## GOAL:
Copy the data precisely, keeping every character.

## RECORD LIST:
####
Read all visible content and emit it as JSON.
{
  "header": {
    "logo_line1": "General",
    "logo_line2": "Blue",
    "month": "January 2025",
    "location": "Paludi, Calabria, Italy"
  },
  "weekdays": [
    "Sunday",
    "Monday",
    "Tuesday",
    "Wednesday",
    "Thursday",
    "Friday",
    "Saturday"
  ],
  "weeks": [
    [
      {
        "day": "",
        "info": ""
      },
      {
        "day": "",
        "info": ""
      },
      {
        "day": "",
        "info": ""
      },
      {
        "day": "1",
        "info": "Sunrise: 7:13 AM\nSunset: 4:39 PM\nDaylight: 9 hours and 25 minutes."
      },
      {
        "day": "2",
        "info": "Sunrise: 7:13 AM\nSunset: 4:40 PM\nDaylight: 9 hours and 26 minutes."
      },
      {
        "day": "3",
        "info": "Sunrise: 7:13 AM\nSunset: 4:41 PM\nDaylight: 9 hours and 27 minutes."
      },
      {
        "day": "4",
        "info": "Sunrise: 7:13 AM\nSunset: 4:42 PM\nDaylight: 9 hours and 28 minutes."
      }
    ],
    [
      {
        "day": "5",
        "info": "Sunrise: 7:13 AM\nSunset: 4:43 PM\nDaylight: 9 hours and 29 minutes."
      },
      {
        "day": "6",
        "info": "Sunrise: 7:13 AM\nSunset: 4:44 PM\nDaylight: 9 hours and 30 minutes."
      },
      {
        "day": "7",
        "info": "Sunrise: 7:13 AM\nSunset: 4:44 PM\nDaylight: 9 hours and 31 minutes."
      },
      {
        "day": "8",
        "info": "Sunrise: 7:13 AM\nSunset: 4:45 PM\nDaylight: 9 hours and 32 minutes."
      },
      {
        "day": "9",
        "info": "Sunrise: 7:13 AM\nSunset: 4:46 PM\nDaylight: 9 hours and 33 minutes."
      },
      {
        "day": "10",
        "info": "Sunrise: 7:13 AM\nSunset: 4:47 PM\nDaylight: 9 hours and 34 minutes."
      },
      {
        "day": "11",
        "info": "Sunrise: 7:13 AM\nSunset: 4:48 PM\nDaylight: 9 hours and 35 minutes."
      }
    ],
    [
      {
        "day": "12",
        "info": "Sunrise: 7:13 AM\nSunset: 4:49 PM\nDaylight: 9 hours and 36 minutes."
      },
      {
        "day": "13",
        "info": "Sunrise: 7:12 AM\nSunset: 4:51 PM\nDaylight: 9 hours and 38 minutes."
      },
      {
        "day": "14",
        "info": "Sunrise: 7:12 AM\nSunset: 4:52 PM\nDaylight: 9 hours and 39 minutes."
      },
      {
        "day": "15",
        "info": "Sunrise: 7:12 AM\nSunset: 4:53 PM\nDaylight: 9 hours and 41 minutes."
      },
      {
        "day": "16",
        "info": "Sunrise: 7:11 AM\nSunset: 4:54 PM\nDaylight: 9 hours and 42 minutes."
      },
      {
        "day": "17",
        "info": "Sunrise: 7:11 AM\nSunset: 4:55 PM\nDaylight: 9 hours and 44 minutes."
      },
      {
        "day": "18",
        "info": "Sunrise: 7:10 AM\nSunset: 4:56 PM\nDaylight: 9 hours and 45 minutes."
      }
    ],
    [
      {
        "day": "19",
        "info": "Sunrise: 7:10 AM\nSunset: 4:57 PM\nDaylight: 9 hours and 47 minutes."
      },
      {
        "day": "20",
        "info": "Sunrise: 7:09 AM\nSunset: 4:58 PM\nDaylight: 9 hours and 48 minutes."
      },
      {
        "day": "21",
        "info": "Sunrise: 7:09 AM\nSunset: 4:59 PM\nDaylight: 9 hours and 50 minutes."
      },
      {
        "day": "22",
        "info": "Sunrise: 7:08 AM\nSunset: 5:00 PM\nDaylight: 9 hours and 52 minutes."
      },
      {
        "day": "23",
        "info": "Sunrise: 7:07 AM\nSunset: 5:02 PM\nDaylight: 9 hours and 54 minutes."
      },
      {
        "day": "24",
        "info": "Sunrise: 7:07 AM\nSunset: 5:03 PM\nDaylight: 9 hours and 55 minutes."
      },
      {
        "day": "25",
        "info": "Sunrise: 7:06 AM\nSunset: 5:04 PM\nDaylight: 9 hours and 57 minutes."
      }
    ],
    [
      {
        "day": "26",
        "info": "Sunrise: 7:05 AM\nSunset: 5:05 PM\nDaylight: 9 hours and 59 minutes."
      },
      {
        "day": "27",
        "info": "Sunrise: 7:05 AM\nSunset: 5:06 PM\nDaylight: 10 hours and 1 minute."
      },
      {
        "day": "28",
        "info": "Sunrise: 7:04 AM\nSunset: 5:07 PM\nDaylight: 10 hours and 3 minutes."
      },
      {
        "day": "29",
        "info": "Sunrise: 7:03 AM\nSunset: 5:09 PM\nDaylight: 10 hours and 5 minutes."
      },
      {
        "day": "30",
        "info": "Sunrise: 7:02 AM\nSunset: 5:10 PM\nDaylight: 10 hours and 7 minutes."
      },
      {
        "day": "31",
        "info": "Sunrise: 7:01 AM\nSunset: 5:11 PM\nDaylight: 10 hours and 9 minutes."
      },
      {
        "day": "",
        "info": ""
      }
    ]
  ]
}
####
## EXERCISE RESPONSE:
Read all visible content and emit it as JSON.
{
  "header": {
    "logo_line1": "General",
    "logo_line2": "Blue",
    "month": "January 2025",
    "location": "Paludi, Calabria, Italy"
  },
  "weekdays": [
    "Sunday",
    "Monday",
    "Tuesday",
    "Wednesday",
    "Thursday",
    "Friday",
    "Saturday"
  ],
  "weeks": [
    [
      {
        "day": "",
        "info": ""
      },
      {
        "day": "",
        "info": ""
      },
      {
        "day": "",
        "info": ""
      },
      {
        "day": "1",
        "info": "Sunrise: 7:13 AM\nSunset: 4:39 PM\nDaylight: 9 hours and 25 minutes."
      },
      {
        "day": "2",
        "info": "Sunrise: 7:13 AM\nSunset: 4:40 PM\nDaylight: 9 hours and 26 minutes."
      },
      {
        "day": "3",
        "info": "Sunrise: 7:13 AM\nSunset: 4:41 PM\nDaylight: 9 hours and 27 minutes."
      },
      {
        "day": "4",
        "info": "Sunrise: 7:13 AM\nSunset: 4:42 PM\nDaylight: 9 hours and 28 minutes."
      }
    ],
    [
      {
        "day": "5",
        "info": "Sunrise: 7:13 AM\nSunset: 4:43 PM\nDaylight: 9 hours and 29 minutes."
      },
      {
        "day": "6",
        "info": "Sunrise: 7:13 AM\nSunset: 4:44 PM\nDaylight: 9 hours and 30 minutes."
      },
      {
        "day": "7",
        "info": "Sunrise: 7:13 AM\nSunset: 4:44 PM\nDaylight: 9 hours and 31 minutes."
      },
      {
        "day": "8",
        "info": "Sunrise: 7:13 AM\nSunset: 4:45 PM\nDaylight: 9 hours and 32 minutes."
      },
      {
        "day": "9",
        "info": "Sunrise: 7:13 AM\nSunset: 4:46 PM\nDaylight: 9 hours and 33 minutes."
      },
      {
        "day": "10",
        "info": "Sunrise: 7:13 AM\nSunset: 4:47 PM\nDaylight: 9 hours and 34 minutes."
      },
      {
        "day": "11",
        "info": "Sunrise: 7:13 AM\nSunset: 4:48 PM\nDaylight: 9 hours and 35 minutes."
      }
    ],
    [
      {
        "day": "12",
        "info": "Sunrise: 7:13 AM\nSunset: 4:49 PM\nDaylight: 9 hours and 36 minutes."
      },
      {
        "day": "13",
        "info": "Sunrise: 7:12 AM\nSunset: 4:51 PM\nDaylight: 9 hours and 38 minutes."
      },
      {
        "day": "14",
        "info": "Sunrise: 7:12 AM\nSunset: 4:52 PM\nDaylight: 9 hours and 39 minutes."
      },
      {
        "day": "15",
        "info": "Sunrise: 7:12 AM\nSunset: 4:53 PM\nDaylight: 9 hours and 41 minutes."
      },
      {
        "day": "16",
        "info": "Sunrise: 7:11 AM\nSunset: 4:54 PM\nDaylight: 9 hours and 42 minutes."
      },
      {
        "day": "17",
        "info": "Sunrise: 7:11 AM\nSunset: 4:55 PM\nDaylight: 9 hours and 44 minutes."
      },
      {
        "day": "18",
        "info": "Sunrise: 7:10 AM\nSunset: 4:56 PM\nDaylight: 9 hours and 45 minutes."
      }
    ],
    [
      {
        "day": "19",
        "info": "Sunrise: 7:10 AM\nSunset: 4:57 PM\nDaylight: 9 hours and 47 minutes."
      },
      {
        "day": "20",
        "info": "Sunrise: 7:09 AM\nSunset: 4:58 PM\nDaylight: 9 hours and 48 minutes."
      },
      {
        "day": "21",
        "info": "Sunrise: 7:09 AM\nSunset: 4:59 PM\nDaylight: 9 hours and 50 minutes."
      },
      {
        "day": "22",
        "info": "Sunrise: 7:08 AM\nSunset: 5:00 PM\nDaylight: 9 hours and 52 minutes."
      },
      {
        "day": "23",
        "info": "Sunrise: 7:07 AM\nSunset: 5:02 PM\nDaylight: 9 hours and 54 minutes."
      },
      {
        "day": "24",
        "info": "Sunrise: 7:07 AM\nSunset: 5:03 PM\nDaylight: 9 hours and 55 minutes."
      },
      {
        "day": "25",
        "info": "Sunrise: 7:06 AM\nSunset: 5:04 PM\nDaylight: 9 hours and 57 minutes."
      }
    ],
    [
      {
        "day": "26",
        "info": "Sunrise: 7:05 AM\nSunset: 5:05 PM\nDaylight: 9 hours and 59 minutes."
      },
      {
        "day": "27",
        "info": "Sunrise: 7:05 AM\nSunset: 5:06 PM\nDaylight: 10 hours and 1 minute."
      },
      {
        "day": "28",
        "info": "Sunrise: 7:04 AM\nSunset: 5:07 PM\nDaylight: 10 hours and 3 minutes."
      },
      {
        "day": "29",
        "info": "Sunrise: 7:03 AM\nSunset: 5:09 PM\nDaylight: 10 hours and 5 minutes."
      },
      {
        "day": "30",
        "info": "Sunrise: 7:02 AM\nSunset: 5:10 PM\nDaylight: 10 hours and 7 minutes."
      },
      {
        "day": "31",
        "info": "Sunrise: 7:01 AM\nSunset: 5:11 PM\nDaylight: 10 hours and 9 minutes."
      },
      {
        "day": "",
        "info": ""
      }
    ]
  ]
}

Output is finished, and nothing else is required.